**Task**
From the records below, copy every line that contains the word "your".

**Records shown**
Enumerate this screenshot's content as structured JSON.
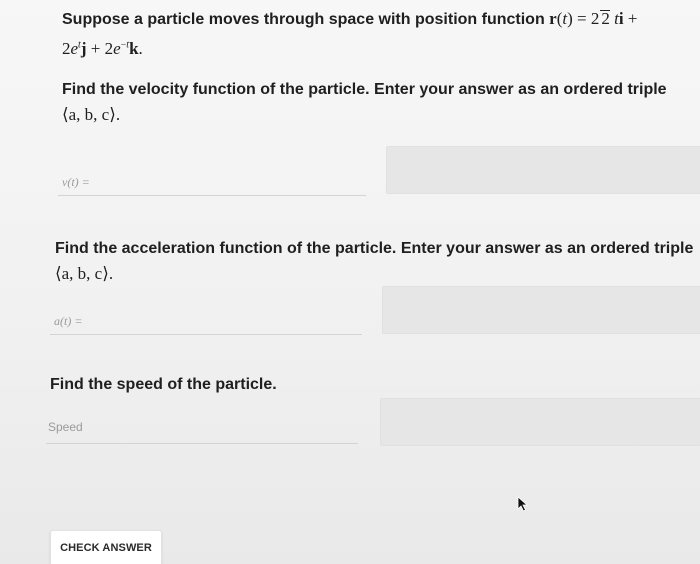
{
  "problem": {
    "intro": "Suppose a particle moves through space with position function",
    "position_function": {
      "lhs": "r(t) = 2√2 ti + 2eᵗj + 2e⁻ᵗk."
    }
  },
  "questions": {
    "velocity": {
      "prompt": "Find the velocity function of the particle. Enter your answer as an ordered triple",
      "format": "⟨a, b, c⟩.",
      "field_label": "v(t) =",
      "value": ""
    },
    "acceleration": {
      "prompt": "Find the acceleration function of the particle. Enter your answer as an ordered triple",
      "format": "⟨a, b, c⟩.",
      "field_label": "a(t) =",
      "value": ""
    },
    "speed": {
      "prompt": "Find the speed of the particle.",
      "placeholder": "Speed",
      "value": ""
    }
  },
  "actions": {
    "check_answer_label": "CHECK ANSWER"
  }
}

**Result for this task**
      "prompt": "Find the velocity function of the particle. Enter your answer as an ordered triple",
      "prompt": "Find the acceleration function of the particle. Enter your answer as an ordered triple",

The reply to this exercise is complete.